Collected data entries:
::::::::
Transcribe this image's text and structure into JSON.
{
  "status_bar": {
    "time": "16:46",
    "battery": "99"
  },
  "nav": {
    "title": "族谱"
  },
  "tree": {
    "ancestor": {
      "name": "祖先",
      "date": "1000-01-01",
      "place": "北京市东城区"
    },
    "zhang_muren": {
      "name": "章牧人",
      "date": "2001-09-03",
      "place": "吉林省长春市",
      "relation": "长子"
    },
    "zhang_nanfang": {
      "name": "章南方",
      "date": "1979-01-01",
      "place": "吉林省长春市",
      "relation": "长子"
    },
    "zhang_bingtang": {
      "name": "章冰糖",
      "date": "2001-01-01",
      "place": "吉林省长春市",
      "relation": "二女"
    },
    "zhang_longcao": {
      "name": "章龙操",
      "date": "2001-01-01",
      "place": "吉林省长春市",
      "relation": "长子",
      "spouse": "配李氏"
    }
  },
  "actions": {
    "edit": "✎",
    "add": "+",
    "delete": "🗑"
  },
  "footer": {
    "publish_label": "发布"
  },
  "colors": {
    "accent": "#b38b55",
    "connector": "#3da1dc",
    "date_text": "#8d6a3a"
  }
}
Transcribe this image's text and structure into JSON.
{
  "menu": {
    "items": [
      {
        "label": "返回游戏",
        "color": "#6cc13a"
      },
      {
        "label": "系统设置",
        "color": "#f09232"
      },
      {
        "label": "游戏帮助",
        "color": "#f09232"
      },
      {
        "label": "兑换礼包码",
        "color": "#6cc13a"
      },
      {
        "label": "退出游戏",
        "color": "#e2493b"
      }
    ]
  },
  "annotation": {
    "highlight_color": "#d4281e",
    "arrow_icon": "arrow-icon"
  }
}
::::::::
* Requirements
Please set down the whole listing above without altering a single line.

* Answer to the task
Transcribe this image's text and structure into JSON.
{
  "status_bar": {
    "time": "16:46",
    "battery": "99"
  },
  "nav": {
    "title": "族谱"
  },
  "tree": {
    "ancestor": {
      "name": "祖先",
      "date": "1000-01-01",
      "place": "北京市东城区"
    },
    "zhang_muren": {
      "name": "章牧人",
      "date": "2001-09-03",
      "place": "吉林省长春市",
      "relation": "长子"
    },
    "zhang_nanfang": {
      "name": "章南方",
      "date": "1979-01-01",
      "place": "吉林省长春市",
      "relation": "长子"
    },
    "zhang_bingtang": {
      "name": "章冰糖",
      "date": "2001-01-01",
      "place": "吉林省长春市",
      "relation": "二女"
    },
    "zhang_longcao": {
      "name": "章龙操",
      "date": "2001-01-01",
      "place": "吉林省长春市",
      "relation": "长子",
      "spouse": "配李氏"
    }
  },
  "actions": {
    "edit": "✎",
    "add": "+",
    "delete": "🗑"
  },
  "footer": {
    "publish_label": "发布"
  },
  "colors": {
    "accent": "#b38b55",
    "connector": "#3da1dc",
    "date_text": "#8d6a3a"
  }
}
Transcribe this image's text and structure into JSON.
{
  "menu": {
    "items": [
      {
        "label": "返回游戏",
        "color": "#6cc13a"
      },
      {
        "label": "系统设置",
        "color": "#f09232"
      },
      {
        "label": "游戏帮助",
        "color": "#f09232"
      },
      {
        "label": "兑换礼包码",
        "color": "#6cc13a"
      },
      {
        "label": "退出游戏",
        "color": "#e2493b"
      }
    ]
  },
  "annotation": {
    "highlight_color": "#d4281e",
    "arrow_icon": "arrow-icon"
  }
}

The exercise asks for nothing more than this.